What you should do ▸ Here are some entries; quote each one exactly.
— BEGIN Records shown —
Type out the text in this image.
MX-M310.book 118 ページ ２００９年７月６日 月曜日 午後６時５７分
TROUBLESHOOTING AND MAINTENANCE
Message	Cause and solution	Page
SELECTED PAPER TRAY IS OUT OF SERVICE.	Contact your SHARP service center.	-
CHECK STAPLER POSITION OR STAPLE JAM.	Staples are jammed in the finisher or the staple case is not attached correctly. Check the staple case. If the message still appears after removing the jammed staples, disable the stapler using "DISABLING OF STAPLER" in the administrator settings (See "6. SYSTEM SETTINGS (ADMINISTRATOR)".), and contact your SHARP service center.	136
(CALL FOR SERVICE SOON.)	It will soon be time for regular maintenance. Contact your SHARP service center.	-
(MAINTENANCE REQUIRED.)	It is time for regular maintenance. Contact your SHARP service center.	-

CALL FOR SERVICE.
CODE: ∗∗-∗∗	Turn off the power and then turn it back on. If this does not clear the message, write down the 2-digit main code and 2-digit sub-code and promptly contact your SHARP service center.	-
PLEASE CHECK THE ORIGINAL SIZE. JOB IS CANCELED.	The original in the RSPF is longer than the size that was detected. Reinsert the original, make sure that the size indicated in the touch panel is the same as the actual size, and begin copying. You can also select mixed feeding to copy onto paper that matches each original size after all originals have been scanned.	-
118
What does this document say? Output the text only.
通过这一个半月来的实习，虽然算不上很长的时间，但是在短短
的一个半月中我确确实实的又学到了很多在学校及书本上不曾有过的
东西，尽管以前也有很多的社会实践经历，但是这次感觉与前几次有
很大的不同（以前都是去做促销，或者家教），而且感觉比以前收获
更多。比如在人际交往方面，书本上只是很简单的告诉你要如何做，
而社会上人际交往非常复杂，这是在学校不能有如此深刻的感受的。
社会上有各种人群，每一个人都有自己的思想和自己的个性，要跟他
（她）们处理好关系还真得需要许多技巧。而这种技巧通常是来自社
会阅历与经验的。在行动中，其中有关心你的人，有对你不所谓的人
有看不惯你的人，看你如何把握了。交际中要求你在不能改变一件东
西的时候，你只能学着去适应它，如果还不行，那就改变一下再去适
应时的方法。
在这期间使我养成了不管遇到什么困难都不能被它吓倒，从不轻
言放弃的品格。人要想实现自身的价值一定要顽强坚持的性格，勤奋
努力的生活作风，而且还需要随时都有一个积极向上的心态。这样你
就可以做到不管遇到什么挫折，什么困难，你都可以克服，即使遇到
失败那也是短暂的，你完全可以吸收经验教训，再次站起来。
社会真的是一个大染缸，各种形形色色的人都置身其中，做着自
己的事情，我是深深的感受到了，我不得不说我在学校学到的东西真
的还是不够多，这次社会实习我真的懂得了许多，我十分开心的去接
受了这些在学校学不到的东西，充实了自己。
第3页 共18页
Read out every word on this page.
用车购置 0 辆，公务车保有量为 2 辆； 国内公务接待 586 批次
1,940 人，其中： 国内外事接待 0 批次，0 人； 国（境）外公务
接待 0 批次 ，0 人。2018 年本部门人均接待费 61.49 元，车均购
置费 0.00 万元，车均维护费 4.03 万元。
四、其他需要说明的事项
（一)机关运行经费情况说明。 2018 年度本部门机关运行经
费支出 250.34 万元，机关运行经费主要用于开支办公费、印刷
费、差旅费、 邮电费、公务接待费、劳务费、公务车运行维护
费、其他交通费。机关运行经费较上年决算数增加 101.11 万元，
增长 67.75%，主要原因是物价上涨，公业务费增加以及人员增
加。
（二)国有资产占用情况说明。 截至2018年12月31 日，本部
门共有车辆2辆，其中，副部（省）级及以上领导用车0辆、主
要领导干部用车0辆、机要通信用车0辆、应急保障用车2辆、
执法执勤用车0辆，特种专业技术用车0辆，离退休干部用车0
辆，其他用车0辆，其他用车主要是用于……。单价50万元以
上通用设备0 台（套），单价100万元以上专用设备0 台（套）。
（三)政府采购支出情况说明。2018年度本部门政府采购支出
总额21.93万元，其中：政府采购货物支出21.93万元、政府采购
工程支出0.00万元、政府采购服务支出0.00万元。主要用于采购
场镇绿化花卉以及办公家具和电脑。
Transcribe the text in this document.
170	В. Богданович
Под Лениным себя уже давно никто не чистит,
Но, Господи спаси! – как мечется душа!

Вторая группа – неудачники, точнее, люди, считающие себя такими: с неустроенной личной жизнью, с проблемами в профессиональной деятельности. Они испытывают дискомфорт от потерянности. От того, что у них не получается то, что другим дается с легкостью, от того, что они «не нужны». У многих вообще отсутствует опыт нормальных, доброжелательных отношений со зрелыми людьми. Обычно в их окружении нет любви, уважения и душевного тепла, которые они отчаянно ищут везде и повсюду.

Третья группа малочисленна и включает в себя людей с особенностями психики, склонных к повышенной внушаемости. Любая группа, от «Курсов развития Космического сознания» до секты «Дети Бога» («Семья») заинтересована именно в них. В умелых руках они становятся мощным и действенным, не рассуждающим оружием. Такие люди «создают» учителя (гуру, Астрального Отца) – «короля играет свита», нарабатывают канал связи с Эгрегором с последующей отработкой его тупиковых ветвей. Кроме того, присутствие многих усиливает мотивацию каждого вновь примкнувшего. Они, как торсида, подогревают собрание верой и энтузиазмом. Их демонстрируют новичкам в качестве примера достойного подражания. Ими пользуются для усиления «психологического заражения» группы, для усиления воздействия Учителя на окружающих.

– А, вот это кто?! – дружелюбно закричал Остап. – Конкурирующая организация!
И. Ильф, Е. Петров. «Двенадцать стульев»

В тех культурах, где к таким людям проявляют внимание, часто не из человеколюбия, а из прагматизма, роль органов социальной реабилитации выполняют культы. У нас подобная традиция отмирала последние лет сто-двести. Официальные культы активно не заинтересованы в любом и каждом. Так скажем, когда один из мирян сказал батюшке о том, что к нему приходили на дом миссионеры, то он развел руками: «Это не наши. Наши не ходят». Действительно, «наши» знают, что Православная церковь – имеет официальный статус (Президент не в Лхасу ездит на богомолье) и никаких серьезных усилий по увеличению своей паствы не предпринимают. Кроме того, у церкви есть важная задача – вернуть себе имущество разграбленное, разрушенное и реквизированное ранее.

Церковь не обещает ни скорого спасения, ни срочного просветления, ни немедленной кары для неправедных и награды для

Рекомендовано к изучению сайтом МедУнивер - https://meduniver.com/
— END Records shown —
Answer for the task ▸
Type out the text in this image.
MX-M310.book 118 ページ ２００９年７月６日 月曜日 午後６時５７分
TROUBLESHOOTING AND MAINTENANCE
Message	Cause and solution	Page
SELECTED PAPER TRAY IS OUT OF SERVICE.	Contact your SHARP service center.	-
CHECK STAPLER POSITION OR STAPLE JAM.	Staples are jammed in the finisher or the staple case is not attached correctly. Check the staple case. If the message still appears after removing the jammed staples, disable the stapler using "DISABLING OF STAPLER" in the administrator settings (See "6. SYSTEM SETTINGS (ADMINISTRATOR)".), and contact your SHARP service center.	136
(CALL FOR SERVICE SOON.)	It will soon be time for regular maintenance. Contact your SHARP service center.	-
(MAINTENANCE REQUIRED.)	It is time for regular maintenance. Contact your SHARP service center.	-

CALL FOR SERVICE.
CODE: ∗∗-∗∗	Turn off the power and then turn it back on. If this does not clear the message, write down the 2-digit main code and 2-digit sub-code and promptly contact your SHARP service center.	-
PLEASE CHECK THE ORIGINAL SIZE. JOB IS CANCELED.	The original in the RSPF is longer than the size that was detected. Reinsert the original, make sure that the size indicated in the touch panel is the same as the actual size, and begin copying. You can also select mixed feeding to copy onto paper that matches each original size after all originals have been scanned.	-
118
What does this document say? Output the text only.
通过这一个半月来的实习，虽然算不上很长的时间，但是在短短
的一个半月中我确确实实的又学到了很多在学校及书本上不曾有过的
东西，尽管以前也有很多的社会实践经历，但是这次感觉与前几次有
很大的不同（以前都是去做促销，或者家教），而且感觉比以前收获
更多。比如在人际交往方面，书本上只是很简单的告诉你要如何做，
而社会上人际交往非常复杂，这是在学校不能有如此深刻的感受的。
社会上有各种人群，每一个人都有自己的思想和自己的个性，要跟他
（她）们处理好关系还真得需要许多技巧。而这种技巧通常是来自社
会阅历与经验的。在行动中，其中有关心你的人，有对你不所谓的人
有看不惯你的人，看你如何把握了。交际中要求你在不能改变一件东
西的时候，你只能学着去适应它，如果还不行，那就改变一下再去适
应时的方法。
在这期间使我养成了不管遇到什么困难都不能被它吓倒，从不轻
言放弃的品格。人要想实现自身的价值一定要顽强坚持的性格，勤奋
努力的生活作风，而且还需要随时都有一个积极向上的心态。这样你
就可以做到不管遇到什么挫折，什么困难，你都可以克服，即使遇到
失败那也是短暂的，你完全可以吸收经验教训，再次站起来。
社会真的是一个大染缸，各种形形色色的人都置身其中，做着自
己的事情，我是深深的感受到了，我不得不说我在学校学到的东西真
的还是不够多，这次社会实习我真的懂得了许多，我十分开心的去接
受了这些在学校学不到的东西，充实了自己。
第3页 共18页
Read out every word on this page.
用车购置 0 辆，公务车保有量为 2 辆； 国内公务接待 586 批次
1,940 人，其中： 国内外事接待 0 批次，0 人； 国（境）外公务
接待 0 批次 ，0 人。2018 年本部门人均接待费 61.49 元，车均购
置费 0.00 万元，车均维护费 4.03 万元。
四、其他需要说明的事项
（一)机关运行经费情况说明。 2018 年度本部门机关运行经
费支出 250.34 万元，机关运行经费主要用于开支办公费、印刷
费、差旅费、 邮电费、公务接待费、劳务费、公务车运行维护
费、其他交通费。机关运行经费较上年决算数增加 101.11 万元，
增长 67.75%，主要原因是物价上涨，公业务费增加以及人员增
加。
（二)国有资产占用情况说明。 截至2018年12月31 日，本部
门共有车辆2辆，其中，副部（省）级及以上领导用车0辆、主
要领导干部用车0辆、机要通信用车0辆、应急保障用车2辆、
执法执勤用车0辆，特种专业技术用车0辆，离退休干部用车0
辆，其他用车0辆，其他用车主要是用于……。单价50万元以
上通用设备0 台（套），单价100万元以上专用设备0 台（套）。
（三)政府采购支出情况说明。2018年度本部门政府采购支出
总额21.93万元，其中：政府采购货物支出21.93万元、政府采购
工程支出0.00万元、政府采购服务支出0.00万元。主要用于采购
场镇绿化花卉以及办公家具和电脑。
Transcribe the text in this document.
170	В. Богданович
Под Лениным себя уже давно никто не чистит,
Но, Господи спаси! – как мечется душа!

Вторая группа – неудачники, точнее, люди, считающие себя такими: с неустроенной личной жизнью, с проблемами в профессиональной деятельности. Они испытывают дискомфорт от потерянности. От того, что у них не получается то, что другим дается с легкостью, от того, что они «не нужны». У многих вообще отсутствует опыт нормальных, доброжелательных отношений со зрелыми людьми. Обычно в их окружении нет любви, уважения и душевного тепла, которые они отчаянно ищут везде и повсюду.

Третья группа малочисленна и включает в себя людей с особенностями психики, склонных к повышенной внушаемости. Любая группа, от «Курсов развития Космического сознания» до секты «Дети Бога» («Семья») заинтересована именно в них. В умелых руках они становятся мощным и действенным, не рассуждающим оружием. Такие люди «создают» учителя (гуру, Астрального Отца) – «короля играет свита», нарабатывают канал связи с Эгрегором с последующей отработкой его тупиковых ветвей. Кроме того, присутствие многих усиливает мотивацию каждого вновь примкнувшего. Они, как торсида, подогревают собрание верой и энтузиазмом. Их демонстрируют новичкам в качестве примера достойного подражания. Ими пользуются для усиления «психологического заражения» группы, для усиления воздействия Учителя на окружающих.

– А, вот это кто?! – дружелюбно закричал Остап. – Конкурирующая организация!
И. Ильф, Е. Петров. «Двенадцать стульев»

В тех культурах, где к таким людям проявляют внимание, часто не из человеколюбия, а из прагматизма, роль органов социальной реабилитации выполняют культы. У нас подобная традиция отмирала последние лет сто-двести. Официальные культы активно не заинтересованы в любом и каждом. Так скажем, когда один из мирян сказал батюшке о том, что к нему приходили на дом миссионеры, то он развел руками: «Это не наши. Наши не ходят». Действительно, «наши» знают, что Православная церковь – имеет официальный статус (Президент не в Лхасу ездит на богомолье) и никаких серьезных усилий по увеличению своей паствы не предпринимают. Кроме того, у церкви есть важная задача – вернуть себе имущество разграбленное, разрушенное и реквизированное ранее.

Церковь не обещает ни скорого спасения, ни срочного просветления, ни немедленной кары для неправедных и награды для

Рекомендовано к изучению сайтом МедУнивер - https://meduniver.com/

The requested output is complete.